[Start Records]

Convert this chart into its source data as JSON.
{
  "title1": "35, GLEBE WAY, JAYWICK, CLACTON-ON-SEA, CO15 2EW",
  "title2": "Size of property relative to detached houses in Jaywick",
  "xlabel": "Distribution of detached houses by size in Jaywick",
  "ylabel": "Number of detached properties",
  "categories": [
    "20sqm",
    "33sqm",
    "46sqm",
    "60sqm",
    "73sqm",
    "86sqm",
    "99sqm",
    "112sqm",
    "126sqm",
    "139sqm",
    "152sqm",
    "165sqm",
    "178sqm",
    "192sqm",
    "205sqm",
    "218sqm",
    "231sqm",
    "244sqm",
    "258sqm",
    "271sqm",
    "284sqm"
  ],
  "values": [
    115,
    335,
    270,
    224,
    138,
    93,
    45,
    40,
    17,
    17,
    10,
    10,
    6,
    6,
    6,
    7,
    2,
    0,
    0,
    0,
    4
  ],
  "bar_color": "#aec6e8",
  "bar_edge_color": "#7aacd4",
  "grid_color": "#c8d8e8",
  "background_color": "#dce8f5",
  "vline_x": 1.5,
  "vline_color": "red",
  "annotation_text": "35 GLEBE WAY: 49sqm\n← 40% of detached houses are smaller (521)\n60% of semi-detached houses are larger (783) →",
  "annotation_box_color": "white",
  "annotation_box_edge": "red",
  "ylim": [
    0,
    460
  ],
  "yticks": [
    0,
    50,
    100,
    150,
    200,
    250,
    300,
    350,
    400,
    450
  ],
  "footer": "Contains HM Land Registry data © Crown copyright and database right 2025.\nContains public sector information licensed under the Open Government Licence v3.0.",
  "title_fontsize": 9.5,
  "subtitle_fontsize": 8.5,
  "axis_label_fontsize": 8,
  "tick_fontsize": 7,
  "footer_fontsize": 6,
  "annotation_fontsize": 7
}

[End Records]

→ Problem requirements: Extract the full listing above without alteration.

→ Result for this task:
Convert this chart into its source data as JSON.
{
  "title1": "35, GLEBE WAY, JAYWICK, CLACTON-ON-SEA, CO15 2EW",
  "title2": "Size of property relative to detached houses in Jaywick",
  "xlabel": "Distribution of detached houses by size in Jaywick",
  "ylabel": "Number of detached properties",
  "categories": [
    "20sqm",
    "33sqm",
    "46sqm",
    "60sqm",
    "73sqm",
    "86sqm",
    "99sqm",
    "112sqm",
    "126sqm",
    "139sqm",
    "152sqm",
    "165sqm",
    "178sqm",
    "192sqm",
    "205sqm",
    "218sqm",
    "231sqm",
    "244sqm",
    "258sqm",
    "271sqm",
    "284sqm"
  ],
  "values": [
    115,
    335,
    270,
    224,
    138,
    93,
    45,
    40,
    17,
    17,
    10,
    10,
    6,
    6,
    6,
    7,
    2,
    0,
    0,
    0,
    4
  ],
  "bar_color": "#aec6e8",
  "bar_edge_color": "#7aacd4",
  "grid_color": "#c8d8e8",
  "background_color": "#dce8f5",
  "vline_x": 1.5,
  "vline_color": "red",
  "annotation_text": "35 GLEBE WAY: 49sqm\n← 40% of detached houses are smaller (521)\n60% of semi-detached houses are larger (783) →",
  "annotation_box_color": "white",
  "annotation_box_edge": "red",
  "ylim": [
    0,
    460
  ],
  "yticks": [
    0,
    50,
    100,
    150,
    200,
    250,
    300,
    350,
    400,
    450
  ],
  "footer": "Contains HM Land Registry data © Crown copyright and database right 2025.\nContains public sector information licensed under the Open Government Licence v3.0.",
  "title_fontsize": 9.5,
  "subtitle_fontsize": 8.5,
  "axis_label_fontsize": 8,
  "tick_fontsize": 7,
  "footer_fontsize": 6,
  "annotation_fontsize": 7
}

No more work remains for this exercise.